Check every line below for the word "life" and copy each one that has it.

[Records provided]
◇ ◇ ◇ ◇

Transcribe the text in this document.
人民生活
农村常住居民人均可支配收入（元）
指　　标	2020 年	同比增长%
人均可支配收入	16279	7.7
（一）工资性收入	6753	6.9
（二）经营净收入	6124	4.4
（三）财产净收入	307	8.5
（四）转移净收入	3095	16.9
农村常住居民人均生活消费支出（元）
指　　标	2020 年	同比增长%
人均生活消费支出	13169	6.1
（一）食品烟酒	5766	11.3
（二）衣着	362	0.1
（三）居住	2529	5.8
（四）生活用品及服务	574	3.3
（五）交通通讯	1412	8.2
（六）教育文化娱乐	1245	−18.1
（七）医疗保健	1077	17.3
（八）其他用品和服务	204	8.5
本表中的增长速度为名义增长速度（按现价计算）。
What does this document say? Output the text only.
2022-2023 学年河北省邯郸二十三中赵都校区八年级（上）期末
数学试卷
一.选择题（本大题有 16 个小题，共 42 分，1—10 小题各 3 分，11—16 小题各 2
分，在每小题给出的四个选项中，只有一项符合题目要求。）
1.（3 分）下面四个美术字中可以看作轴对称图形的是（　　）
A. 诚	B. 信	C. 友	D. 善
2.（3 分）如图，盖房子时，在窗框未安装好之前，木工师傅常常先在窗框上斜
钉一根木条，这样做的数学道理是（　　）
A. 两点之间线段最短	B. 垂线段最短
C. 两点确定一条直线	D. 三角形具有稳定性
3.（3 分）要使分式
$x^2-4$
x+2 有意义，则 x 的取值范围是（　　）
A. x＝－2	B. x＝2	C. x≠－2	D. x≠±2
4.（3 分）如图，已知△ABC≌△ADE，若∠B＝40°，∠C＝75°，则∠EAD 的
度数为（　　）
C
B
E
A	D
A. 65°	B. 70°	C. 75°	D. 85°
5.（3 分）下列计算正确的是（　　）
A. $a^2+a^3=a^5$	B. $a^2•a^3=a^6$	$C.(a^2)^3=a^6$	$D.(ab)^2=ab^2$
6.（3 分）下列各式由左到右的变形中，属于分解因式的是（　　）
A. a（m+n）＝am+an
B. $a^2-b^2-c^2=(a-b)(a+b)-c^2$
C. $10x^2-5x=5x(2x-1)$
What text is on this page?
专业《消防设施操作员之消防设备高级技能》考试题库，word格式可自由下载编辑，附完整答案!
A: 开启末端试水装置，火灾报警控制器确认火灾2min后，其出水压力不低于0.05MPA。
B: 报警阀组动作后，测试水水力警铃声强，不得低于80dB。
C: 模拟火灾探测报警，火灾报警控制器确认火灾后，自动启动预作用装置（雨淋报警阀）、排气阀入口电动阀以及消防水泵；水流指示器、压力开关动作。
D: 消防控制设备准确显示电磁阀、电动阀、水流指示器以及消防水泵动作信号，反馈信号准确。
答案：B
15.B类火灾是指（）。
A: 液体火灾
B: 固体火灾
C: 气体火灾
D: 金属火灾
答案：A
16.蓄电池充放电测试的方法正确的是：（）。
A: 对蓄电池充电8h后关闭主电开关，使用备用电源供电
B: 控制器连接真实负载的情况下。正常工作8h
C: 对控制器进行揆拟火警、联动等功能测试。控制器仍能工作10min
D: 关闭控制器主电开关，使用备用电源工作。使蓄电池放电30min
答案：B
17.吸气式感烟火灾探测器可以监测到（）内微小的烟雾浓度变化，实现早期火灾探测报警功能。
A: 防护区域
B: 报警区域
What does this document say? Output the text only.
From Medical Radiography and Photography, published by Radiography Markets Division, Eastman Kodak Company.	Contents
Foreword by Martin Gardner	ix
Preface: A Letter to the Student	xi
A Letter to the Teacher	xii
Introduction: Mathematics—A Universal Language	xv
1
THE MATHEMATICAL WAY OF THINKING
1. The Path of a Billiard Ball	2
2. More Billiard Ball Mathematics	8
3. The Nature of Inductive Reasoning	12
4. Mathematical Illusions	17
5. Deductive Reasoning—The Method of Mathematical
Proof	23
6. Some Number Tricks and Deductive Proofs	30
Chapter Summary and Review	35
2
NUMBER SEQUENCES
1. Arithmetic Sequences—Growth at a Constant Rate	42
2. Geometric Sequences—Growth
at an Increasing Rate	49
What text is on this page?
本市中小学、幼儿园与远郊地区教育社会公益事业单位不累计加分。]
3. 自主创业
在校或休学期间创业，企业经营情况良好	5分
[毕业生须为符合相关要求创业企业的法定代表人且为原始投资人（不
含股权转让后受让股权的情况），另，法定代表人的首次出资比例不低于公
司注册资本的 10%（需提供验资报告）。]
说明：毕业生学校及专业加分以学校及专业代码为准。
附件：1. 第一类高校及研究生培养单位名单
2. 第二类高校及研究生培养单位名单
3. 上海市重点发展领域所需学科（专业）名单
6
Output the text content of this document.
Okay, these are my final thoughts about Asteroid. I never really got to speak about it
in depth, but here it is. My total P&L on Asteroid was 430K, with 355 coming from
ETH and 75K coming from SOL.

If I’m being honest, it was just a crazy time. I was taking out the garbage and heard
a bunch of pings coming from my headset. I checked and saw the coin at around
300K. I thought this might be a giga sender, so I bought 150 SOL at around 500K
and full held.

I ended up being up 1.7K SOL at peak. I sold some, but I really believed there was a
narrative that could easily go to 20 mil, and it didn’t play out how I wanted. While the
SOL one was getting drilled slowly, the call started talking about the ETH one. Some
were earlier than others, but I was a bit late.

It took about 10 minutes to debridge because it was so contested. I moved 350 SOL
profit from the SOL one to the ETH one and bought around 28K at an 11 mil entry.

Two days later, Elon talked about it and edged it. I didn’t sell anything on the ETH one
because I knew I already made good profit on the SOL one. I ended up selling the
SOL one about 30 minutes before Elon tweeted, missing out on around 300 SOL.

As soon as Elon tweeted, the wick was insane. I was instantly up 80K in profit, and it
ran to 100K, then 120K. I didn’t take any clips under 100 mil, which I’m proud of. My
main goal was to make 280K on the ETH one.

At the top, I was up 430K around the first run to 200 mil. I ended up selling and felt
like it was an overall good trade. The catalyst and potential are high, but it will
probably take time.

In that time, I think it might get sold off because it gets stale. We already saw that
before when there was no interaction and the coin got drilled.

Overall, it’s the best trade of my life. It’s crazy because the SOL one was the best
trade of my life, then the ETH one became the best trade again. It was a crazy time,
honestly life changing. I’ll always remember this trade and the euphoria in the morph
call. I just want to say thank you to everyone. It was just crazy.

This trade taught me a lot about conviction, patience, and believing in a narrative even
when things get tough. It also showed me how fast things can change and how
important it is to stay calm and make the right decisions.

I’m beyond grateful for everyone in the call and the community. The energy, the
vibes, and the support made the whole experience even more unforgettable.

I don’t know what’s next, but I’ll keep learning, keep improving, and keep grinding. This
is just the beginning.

◇ ◇ ◇ ◇

[Written solution]
Overall, it’s the best trade of my life. It’s crazy because the SOL one was the best
trade of my life, then the ETH one became the best trade again. It was a crazy time,
honestly life changing. I’ll always remember this trade and the euphoria in the morph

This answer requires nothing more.